SET TASK: Will you output the entries below exactly, skipping every image they contain?

Dataset excerpts
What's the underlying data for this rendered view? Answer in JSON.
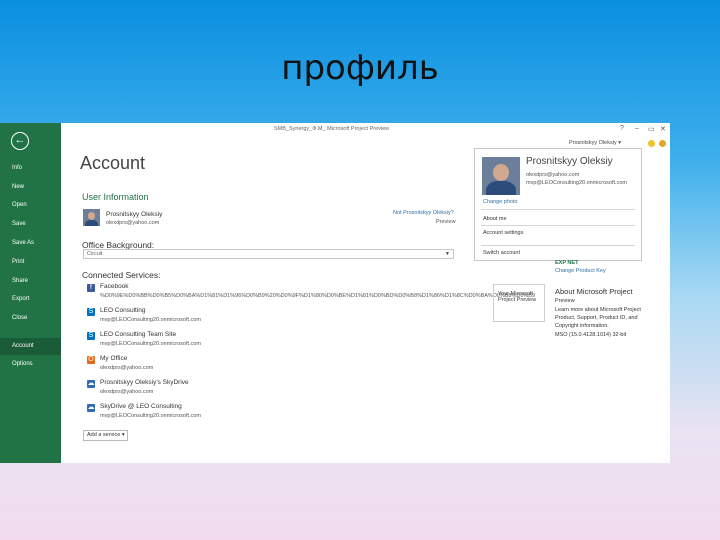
{
  "slide": {
    "title": "профиль"
  },
  "window": {
    "doc_title": "SMB_Synergy_Ф.М_ Microsoft Project Preview",
    "user_short": "Prosnitskyy Oleksiy ▾",
    "controls": [
      "?",
      "–",
      "▭",
      "✕"
    ]
  },
  "sidebar": {
    "back": "←",
    "items": [
      "Info",
      "New",
      "Open",
      "Save",
      "Save As",
      "Print",
      "Share",
      "Export",
      "Close",
      "Account",
      "Options"
    ],
    "active_index": 9
  },
  "account": {
    "title": "Account",
    "user_info": {
      "heading": "User Information",
      "name": "Prosnitskyy Oleksiy",
      "email": "olexdprs@yahoo.com",
      "link_change": "Not Prosnitskyy Oleksiy?",
      "link_preview": "Preview"
    },
    "office_bg": {
      "heading": "Office Background:",
      "value": "Circuit"
    },
    "services": {
      "heading": "Connected Services:",
      "items": [
        {
          "icon": "f",
          "color": "#3b5998",
          "name": "Facebook",
          "detail": "%D0%9E%D0%BB%D0%B5%D0%BA%D1%81%D1%96%D0%B9%20%D0%9F%D1%80%D0%BE%D1%81%D0%BD%D0%B8%D1%86%D1%8C%D0%BA%D0%B8%D0%B9"
        },
        {
          "icon": "S",
          "color": "#0072c6",
          "name": "LEO Consulting",
          "detail": "mvp@LEOConsulting20.onmicrosoft.com"
        },
        {
          "icon": "S",
          "color": "#0072c6",
          "name": "LEO Consulting Team Site",
          "detail": "mvp@LEOConsulting20.onmicrosoft.com"
        },
        {
          "icon": "O",
          "color": "#e06a1a",
          "name": "My Office",
          "detail": "olexdprs@yahoo.com"
        },
        {
          "icon": "☁",
          "color": "#2d6db5",
          "name": "Prosnitskyy Oleksiy's SkyDrive",
          "detail": "olexdprs@yahoo.com"
        },
        {
          "icon": "☁",
          "color": "#2d6db5",
          "name": "SkyDrive @ LEO Consulting",
          "detail": "mvp@LEOConsulting20.onmicrosoft.com"
        }
      ]
    },
    "add_service": "Add a service ▾"
  },
  "popup": {
    "name": "Prosnitskyy Oleksiy",
    "email1": "olexdprs@yahoo.com",
    "email2": "mvp@LEOConsulting20.onmicrosoft.com",
    "change_photo": "Change photo",
    "about_me": "About me",
    "account_settings": "Account settings",
    "switch_account": "Switch account"
  },
  "about": {
    "mnt_label": "EXP NET",
    "mnt_sub": "Change Product Key",
    "logo_text": "Your Microsoft Project Preview",
    "title": "About Microsoft Project",
    "line1": "Preview",
    "line2": "Learn more about Microsoft Project",
    "line3": "Product, Support, Product ID, and",
    "line4": "Copyright information.",
    "line5": "MSO (15.0.4128.1014) 32-bit"
  }
}
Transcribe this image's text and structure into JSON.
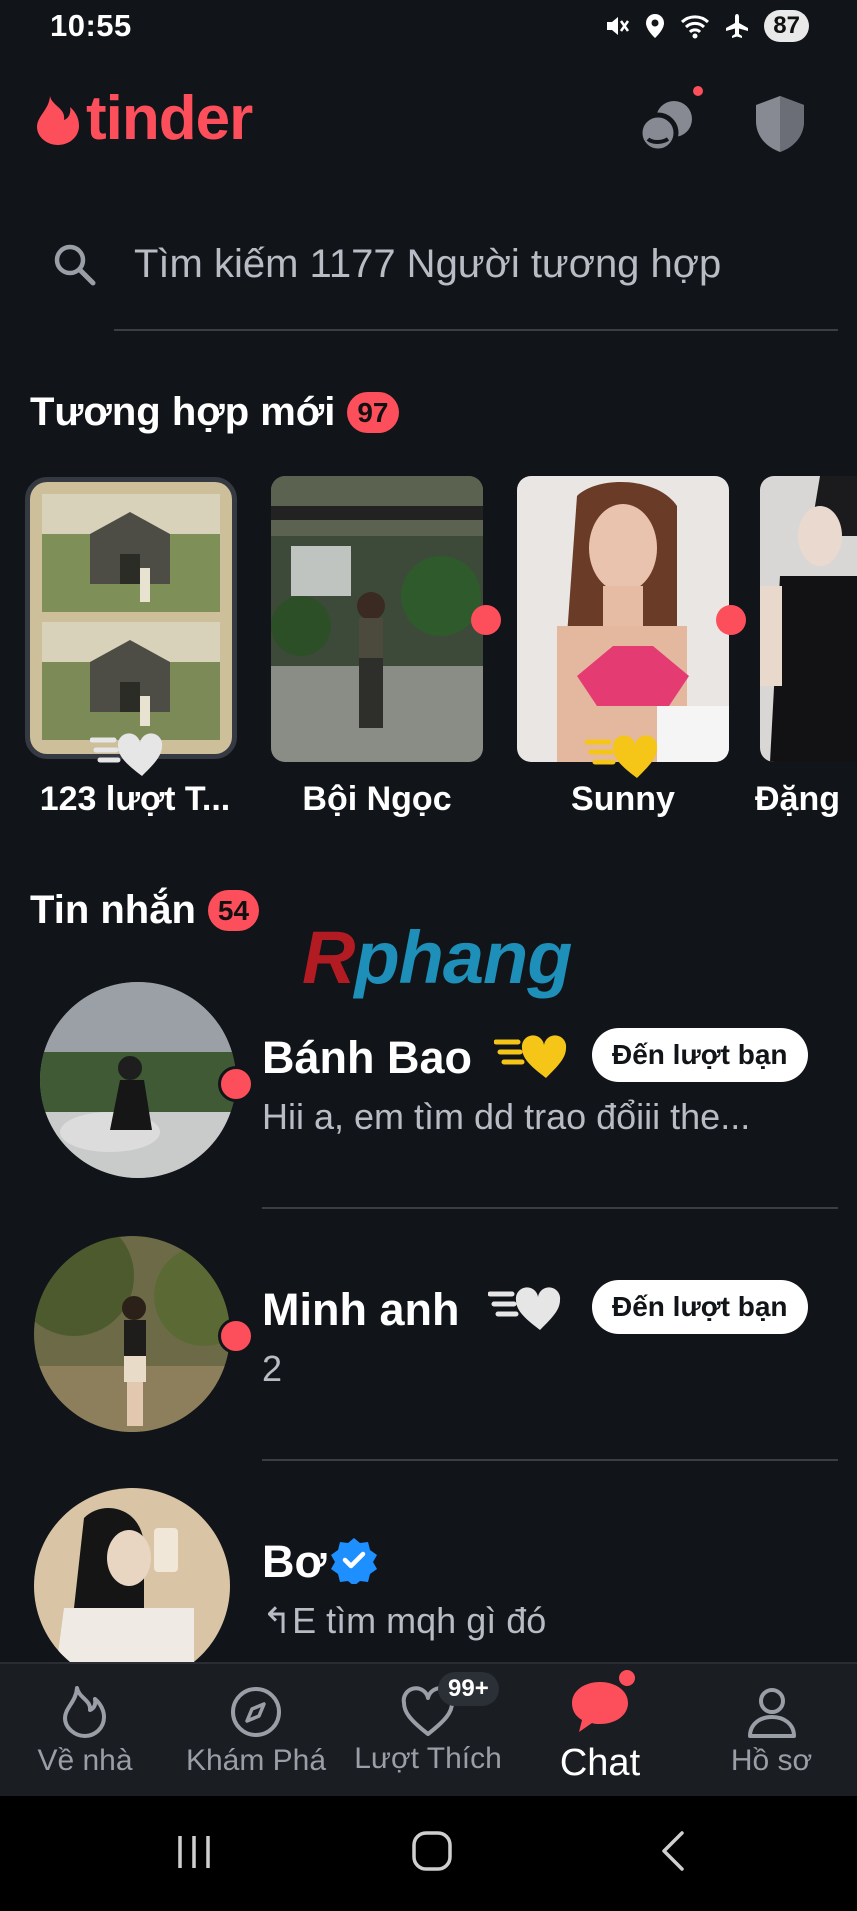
{
  "status_bar": {
    "time": "10:55",
    "battery": "87",
    "icons": [
      "mute-icon",
      "location-icon",
      "wifi-icon",
      "airplane-icon",
      "battery-icon"
    ]
  },
  "header": {
    "logo": "tinder",
    "brand_color": "#fd4f5b",
    "icons": [
      "matchmaker-icon",
      "shield-icon"
    ]
  },
  "search": {
    "placeholder": "Tìm kiếm 1177 Người tương hợp"
  },
  "new_matches": {
    "title": "Tương hợp mới",
    "count": "97",
    "items": [
      {
        "name": "123 lượt T...",
        "type": "likes",
        "badge": "silver-super-like-icon"
      },
      {
        "name": "Bội Ngọc",
        "unread_dot": true
      },
      {
        "name": "Sunny",
        "unread_dot": true,
        "badge": "gold-super-like-icon"
      },
      {
        "name": "Đặng"
      }
    ]
  },
  "messages": {
    "title": "Tin nhắn",
    "count": "54",
    "items": [
      {
        "name": "Bánh Bao",
        "preview": "Hii a, em tìm dd trao đổiii the...",
        "turn": "Đến lượt bạn",
        "badge": "gold-super-like-icon",
        "online": true
      },
      {
        "name": "Minh anh",
        "preview": "2",
        "turn": "Đến lượt bạn",
        "badge": "silver-super-like-icon",
        "online": true
      },
      {
        "name": "Bơ",
        "preview": "↰E tìm mqh gì đó",
        "verified": true
      }
    ]
  },
  "watermark": {
    "first": "R",
    "rest": "phang"
  },
  "bottom_nav": {
    "items": [
      {
        "label": "Về nhà",
        "icon": "flame-icon"
      },
      {
        "label": "Khám Phá",
        "icon": "compass-icon"
      },
      {
        "label": "Lượt Thích",
        "icon": "heart-icon",
        "badge": "99+"
      },
      {
        "label": "Chat",
        "icon": "chat-bubble-icon",
        "active": true
      },
      {
        "label": "Hồ sơ",
        "icon": "profile-icon"
      }
    ]
  },
  "system_nav": [
    "recents-icon",
    "home-icon",
    "back-icon"
  ]
}
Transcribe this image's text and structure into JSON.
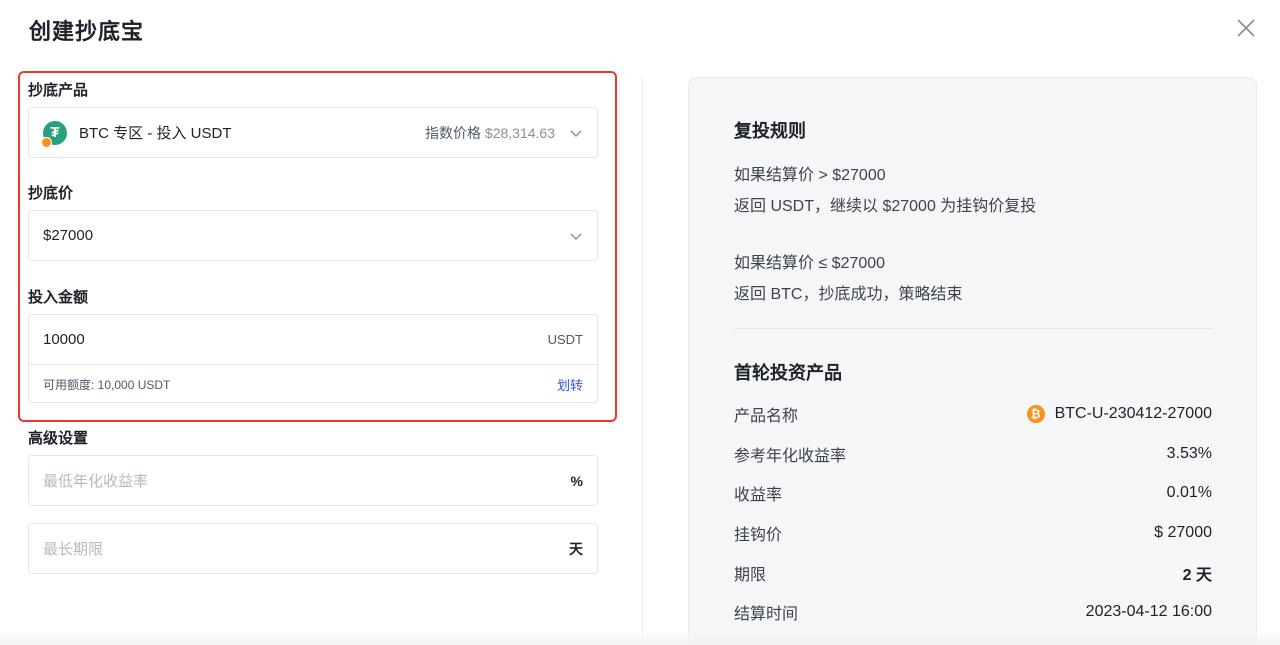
{
  "modal": {
    "title": "创建抄底宝"
  },
  "form": {
    "product_label": "抄底产品",
    "product": {
      "name": "BTC 专区 - 投入 USDT",
      "index_label": "指数价格",
      "index_value": "$28,314.63",
      "icon": "tether-icon"
    },
    "price_label": "抄底价",
    "price_value": "$27000",
    "amount_label": "投入金额",
    "amount_value": "10000",
    "amount_unit": "USDT",
    "available": "可用额度: 10,000 USDT",
    "transfer_label": "划转",
    "advanced_label": "高级设置",
    "min_yield_placeholder": "最低年化收益率",
    "min_yield_suffix": "%",
    "max_term_placeholder": "最长期限",
    "max_term_suffix": "天"
  },
  "rules": {
    "title": "复投规则",
    "line1": "如果结算价 > $27000",
    "line2": "返回 USDT，继续以 $27000 为挂钩价复投",
    "line3": "如果结算价 ≤ $27000",
    "line4": "返回 BTC，抄底成功，策略结束"
  },
  "first_product": {
    "title": "首轮投资产品",
    "rows": [
      {
        "key": "产品名称",
        "value": "BTC-U-230412-27000"
      },
      {
        "key": "参考年化收益率",
        "value": "3.53%"
      },
      {
        "key": "收益率",
        "value": "0.01%"
      },
      {
        "key": "挂钩价",
        "value": "$ 27000"
      },
      {
        "key": "期限",
        "value": "2 天"
      },
      {
        "key": "结算时间",
        "value": "2023-04-12 16:00"
      }
    ]
  },
  "colors": {
    "highlight": "#e8392f",
    "link": "#3451d6",
    "tether": "#26a17b",
    "bitcoin": "#f7931a"
  }
}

RESPONSE BELOW:
What's the underlying data for this rendered view? Answer in JSON.
{
  "slide": {
    "title": "профиль"
  },
  "window": {
    "doc_title": "SMB_Synergy_Ф.М_ Microsoft Project Preview",
    "user_short": "Prosnitskyy Oleksiy ▾",
    "controls": [
      "?",
      "–",
      "▭",
      "✕"
    ]
  },
  "sidebar": {
    "back": "←",
    "items": [
      "Info",
      "New",
      "Open",
      "Save",
      "Save As",
      "Print",
      "Share",
      "Export",
      "Close",
      "Account",
      "Options"
    ],
    "active_index": 9
  },
  "account": {
    "title": "Account",
    "user_info": {
      "heading": "User Information",
      "name": "Prosnitskyy Oleksiy",
      "email": "olexdprs@yahoo.com",
      "link_change": "Not Prosnitskyy Oleksiy?",
      "link_preview": "Preview"
    },
    "office_bg": {
      "heading": "Office Background:",
      "value": "Circuit"
    },
    "services": {
      "heading": "Connected Services:",
      "items": [
        {
          "icon": "f",
          "color": "#3b5998",
          "name": "Facebook",
          "detail": "%D0%9E%D0%BB%D0%B5%D0%BA%D1%81%D1%96%D0%B9%20%D0%9F%D1%80%D0%BE%D1%81%D0%BD%D0%B8%D1%86%D1%8C%D0%BA%D0%B8%D0%B9"
        },
        {
          "icon": "S",
          "color": "#0072c6",
          "name": "LEO Consulting",
          "detail": "mvp@LEOConsulting20.onmicrosoft.com"
        },
        {
          "icon": "S",
          "color": "#0072c6",
          "name": "LEO Consulting Team Site",
          "detail": "mvp@LEOConsulting20.onmicrosoft.com"
        },
        {
          "icon": "O",
          "color": "#e06a1a",
          "name": "My Office",
          "detail": "olexdprs@yahoo.com"
        },
        {
          "icon": "☁",
          "color": "#2d6db5",
          "name": "Prosnitskyy Oleksiy's SkyDrive",
          "detail": "olexdprs@yahoo.com"
        },
        {
          "icon": "☁",
          "color": "#2d6db5",
          "name": "SkyDrive @ LEO Consulting",
          "detail": "mvp@LEOConsulting20.onmicrosoft.com"
        }
      ]
    },
    "add_service": "Add a service ▾"
  },
  "popup": {
    "name": "Prosnitskyy Oleksiy",
    "email1": "olexdprs@yahoo.com",
    "email2": "mvp@LEOConsulting20.onmicrosoft.com",
    "change_photo": "Change photo",
    "about_me": "About me",
    "account_settings": "Account settings",
    "switch_account": "Switch account"
  },
  "about": {
    "mnt_label": "EXP NET",
    "mnt_sub": "Change Product Key",
    "logo_text": "Your Microsoft Project Preview",
    "title": "About Microsoft Project",
    "line1": "Preview",
    "line2": "Learn more about Microsoft Project",
    "line3": "Product, Support, Product ID, and",
    "line4": "Copyright information.",
    "line5": "MSO (15.0.4128.1014) 32-bit"
  }
}
Transcribe this image's text and structure into JSON.
{
  "status_bar": {
    "time": "10:55",
    "battery": "87",
    "icons": [
      "mute-icon",
      "location-icon",
      "wifi-icon",
      "airplane-icon",
      "battery-icon"
    ]
  },
  "header": {
    "logo": "tinder",
    "brand_color": "#fd4f5b",
    "icons": [
      "matchmaker-icon",
      "shield-icon"
    ]
  },
  "search": {
    "placeholder": "Tìm kiếm 1177 Người tương hợp"
  },
  "new_matches": {
    "title": "Tương hợp mới",
    "count": "97",
    "items": [
      {
        "name": "123 lượt T...",
        "type": "likes",
        "badge": "silver-super-like-icon"
      },
      {
        "name": "Bội Ngọc",
        "unread_dot": true
      },
      {
        "name": "Sunny",
        "unread_dot": true,
        "badge": "gold-super-like-icon"
      },
      {
        "name": "Đặng"
      }
    ]
  },
  "messages": {
    "title": "Tin nhắn",
    "count": "54",
    "items": [
      {
        "name": "Bánh Bao",
        "preview": "Hii a, em tìm dd trao đổiii the...",
        "turn": "Đến lượt bạn",
        "badge": "gold-super-like-icon",
        "online": true
      },
      {
        "name": "Minh anh",
        "preview": "2",
        "turn": "Đến lượt bạn",
        "badge": "silver-super-like-icon",
        "online": true
      },
      {
        "name": "Bơ",
        "preview": "↰E tìm mqh gì đó",
        "verified": true
      }
    ]
  },
  "watermark": {
    "first": "R",
    "rest": "phang"
  },
  "bottom_nav": {
    "items": [
      {
        "label": "Về nhà",
        "icon": "flame-icon"
      },
      {
        "label": "Khám Phá",
        "icon": "compass-icon"
      },
      {
        "label": "Lượt Thích",
        "icon": "heart-icon",
        "badge": "99+"
      },
      {
        "label": "Chat",
        "icon": "chat-bubble-icon",
        "active": true
      },
      {
        "label": "Hồ sơ",
        "icon": "profile-icon"
      }
    ]
  },
  "system_nav": [
    "recents-icon",
    "home-icon",
    "back-icon"
  ]
}
Transcribe this image's text and structure into JSON.
{
  "modal": {
    "title": "创建抄底宝"
  },
  "form": {
    "product_label": "抄底产品",
    "product": {
      "name": "BTC 专区 - 投入 USDT",
      "index_label": "指数价格",
      "index_value": "$28,314.63",
      "icon": "tether-icon"
    },
    "price_label": "抄底价",
    "price_value": "$27000",
    "amount_label": "投入金额",
    "amount_value": "10000",
    "amount_unit": "USDT",
    "available": "可用额度: 10,000 USDT",
    "transfer_label": "划转",
    "advanced_label": "高级设置",
    "min_yield_placeholder": "最低年化收益率",
    "min_yield_suffix": "%",
    "max_term_placeholder": "最长期限",
    "max_term_suffix": "天"
  },
  "rules": {
    "title": "复投规则",
    "line1": "如果结算价 > $27000",
    "line2": "返回 USDT，继续以 $27000 为挂钩价复投",
    "line3": "如果结算价 ≤ $27000",
    "line4": "返回 BTC，抄底成功，策略结束"
  },
  "first_product": {
    "title": "首轮投资产品",
    "rows": [
      {
        "key": "产品名称",
        "value": "BTC-U-230412-27000"
      },
      {
        "key": "参考年化收益率",
        "value": "3.53%"
      },
      {
        "key": "收益率",
        "value": "0.01%"
      },
      {
        "key": "挂钩价",
        "value": "$ 27000"
      },
      {
        "key": "期限",
        "value": "2 天"
      },
      {
        "key": "结算时间",
        "value": "2023-04-12 16:00"
      }
    ]
  },
  "colors": {
    "highlight": "#e8392f",
    "link": "#3451d6",
    "tether": "#26a17b",
    "bitcoin": "#f7931a"
  }
}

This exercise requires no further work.